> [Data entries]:
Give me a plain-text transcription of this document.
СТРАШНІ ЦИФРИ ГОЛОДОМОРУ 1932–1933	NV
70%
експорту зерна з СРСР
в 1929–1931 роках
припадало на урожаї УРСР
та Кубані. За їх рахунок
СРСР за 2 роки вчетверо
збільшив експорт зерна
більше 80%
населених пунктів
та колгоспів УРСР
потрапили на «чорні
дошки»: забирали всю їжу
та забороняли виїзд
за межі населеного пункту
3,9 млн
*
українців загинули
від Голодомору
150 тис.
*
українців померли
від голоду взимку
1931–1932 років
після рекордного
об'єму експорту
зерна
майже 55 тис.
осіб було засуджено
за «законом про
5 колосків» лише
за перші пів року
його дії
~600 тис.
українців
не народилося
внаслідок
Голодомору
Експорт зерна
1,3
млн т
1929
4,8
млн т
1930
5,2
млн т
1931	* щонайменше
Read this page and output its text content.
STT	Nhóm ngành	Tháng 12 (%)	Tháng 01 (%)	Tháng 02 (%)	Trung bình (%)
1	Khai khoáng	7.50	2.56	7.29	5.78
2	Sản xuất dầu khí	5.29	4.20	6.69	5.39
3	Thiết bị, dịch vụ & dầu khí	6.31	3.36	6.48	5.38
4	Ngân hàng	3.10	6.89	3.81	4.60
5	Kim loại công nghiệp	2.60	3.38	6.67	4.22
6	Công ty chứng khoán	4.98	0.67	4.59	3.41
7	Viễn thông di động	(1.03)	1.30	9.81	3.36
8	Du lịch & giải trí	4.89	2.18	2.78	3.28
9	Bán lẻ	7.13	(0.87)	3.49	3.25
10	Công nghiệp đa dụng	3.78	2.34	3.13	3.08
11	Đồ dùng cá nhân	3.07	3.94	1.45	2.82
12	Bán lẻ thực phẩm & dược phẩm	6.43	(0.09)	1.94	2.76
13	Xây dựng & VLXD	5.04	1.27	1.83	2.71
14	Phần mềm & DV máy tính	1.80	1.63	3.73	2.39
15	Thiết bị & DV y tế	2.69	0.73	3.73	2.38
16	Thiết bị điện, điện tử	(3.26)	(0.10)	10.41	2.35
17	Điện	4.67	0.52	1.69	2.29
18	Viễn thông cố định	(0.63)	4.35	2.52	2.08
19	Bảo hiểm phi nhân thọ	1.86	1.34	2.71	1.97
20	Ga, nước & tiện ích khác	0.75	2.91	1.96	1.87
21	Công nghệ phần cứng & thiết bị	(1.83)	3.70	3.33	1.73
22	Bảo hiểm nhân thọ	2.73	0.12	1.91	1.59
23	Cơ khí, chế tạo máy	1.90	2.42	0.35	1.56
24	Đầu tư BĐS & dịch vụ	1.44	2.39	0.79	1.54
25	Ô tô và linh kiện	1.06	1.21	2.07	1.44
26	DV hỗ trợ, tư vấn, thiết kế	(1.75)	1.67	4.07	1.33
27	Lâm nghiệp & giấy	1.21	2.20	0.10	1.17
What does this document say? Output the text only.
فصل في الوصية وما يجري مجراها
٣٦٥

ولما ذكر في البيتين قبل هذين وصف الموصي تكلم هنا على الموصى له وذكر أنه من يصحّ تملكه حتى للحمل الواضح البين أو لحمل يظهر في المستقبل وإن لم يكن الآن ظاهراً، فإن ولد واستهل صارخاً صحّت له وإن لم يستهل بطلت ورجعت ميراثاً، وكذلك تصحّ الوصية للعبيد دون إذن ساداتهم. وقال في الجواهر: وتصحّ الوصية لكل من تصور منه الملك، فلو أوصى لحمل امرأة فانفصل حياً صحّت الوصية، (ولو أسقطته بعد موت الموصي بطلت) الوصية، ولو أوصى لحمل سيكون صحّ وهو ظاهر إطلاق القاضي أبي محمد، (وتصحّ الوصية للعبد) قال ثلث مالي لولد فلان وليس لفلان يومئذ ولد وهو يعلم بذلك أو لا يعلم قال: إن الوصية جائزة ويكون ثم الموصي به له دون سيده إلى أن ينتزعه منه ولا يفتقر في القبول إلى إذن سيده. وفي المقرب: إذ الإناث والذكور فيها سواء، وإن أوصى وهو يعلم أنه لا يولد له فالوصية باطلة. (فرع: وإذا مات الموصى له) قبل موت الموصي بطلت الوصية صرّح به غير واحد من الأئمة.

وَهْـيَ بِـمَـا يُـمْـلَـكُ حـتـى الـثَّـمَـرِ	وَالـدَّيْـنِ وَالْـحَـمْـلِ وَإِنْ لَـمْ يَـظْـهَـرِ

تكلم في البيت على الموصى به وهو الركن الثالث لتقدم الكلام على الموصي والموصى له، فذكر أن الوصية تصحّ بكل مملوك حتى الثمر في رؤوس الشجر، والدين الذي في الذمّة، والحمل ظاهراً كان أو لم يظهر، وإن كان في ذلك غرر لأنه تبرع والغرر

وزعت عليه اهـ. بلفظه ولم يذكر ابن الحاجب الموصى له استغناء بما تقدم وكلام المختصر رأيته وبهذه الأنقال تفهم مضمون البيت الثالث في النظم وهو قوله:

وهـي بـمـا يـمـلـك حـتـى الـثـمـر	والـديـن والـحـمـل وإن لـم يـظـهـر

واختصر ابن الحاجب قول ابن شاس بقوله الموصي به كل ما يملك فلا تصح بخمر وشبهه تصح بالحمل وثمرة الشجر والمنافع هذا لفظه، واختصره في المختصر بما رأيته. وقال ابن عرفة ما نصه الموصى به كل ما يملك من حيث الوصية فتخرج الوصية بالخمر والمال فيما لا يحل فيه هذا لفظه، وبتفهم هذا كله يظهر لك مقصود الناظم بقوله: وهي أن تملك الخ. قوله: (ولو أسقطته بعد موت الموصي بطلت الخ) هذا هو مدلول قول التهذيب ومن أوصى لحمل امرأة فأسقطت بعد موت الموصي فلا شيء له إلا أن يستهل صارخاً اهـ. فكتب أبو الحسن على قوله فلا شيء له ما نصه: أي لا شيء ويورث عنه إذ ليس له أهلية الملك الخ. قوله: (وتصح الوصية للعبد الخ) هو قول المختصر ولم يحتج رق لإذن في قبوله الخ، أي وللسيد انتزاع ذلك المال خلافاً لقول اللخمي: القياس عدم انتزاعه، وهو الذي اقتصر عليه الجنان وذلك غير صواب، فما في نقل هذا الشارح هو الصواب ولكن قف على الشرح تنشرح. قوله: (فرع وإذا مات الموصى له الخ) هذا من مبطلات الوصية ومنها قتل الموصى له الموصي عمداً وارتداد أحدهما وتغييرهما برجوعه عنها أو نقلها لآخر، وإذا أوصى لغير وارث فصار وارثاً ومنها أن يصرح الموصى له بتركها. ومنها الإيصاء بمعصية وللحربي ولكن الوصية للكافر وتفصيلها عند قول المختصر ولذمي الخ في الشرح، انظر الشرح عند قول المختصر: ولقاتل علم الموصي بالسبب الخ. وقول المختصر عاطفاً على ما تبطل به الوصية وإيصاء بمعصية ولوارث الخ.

> [Exercise]:
Reply with nothing but the number of lines in the data above that contain "зерна".

> [Final result]:
4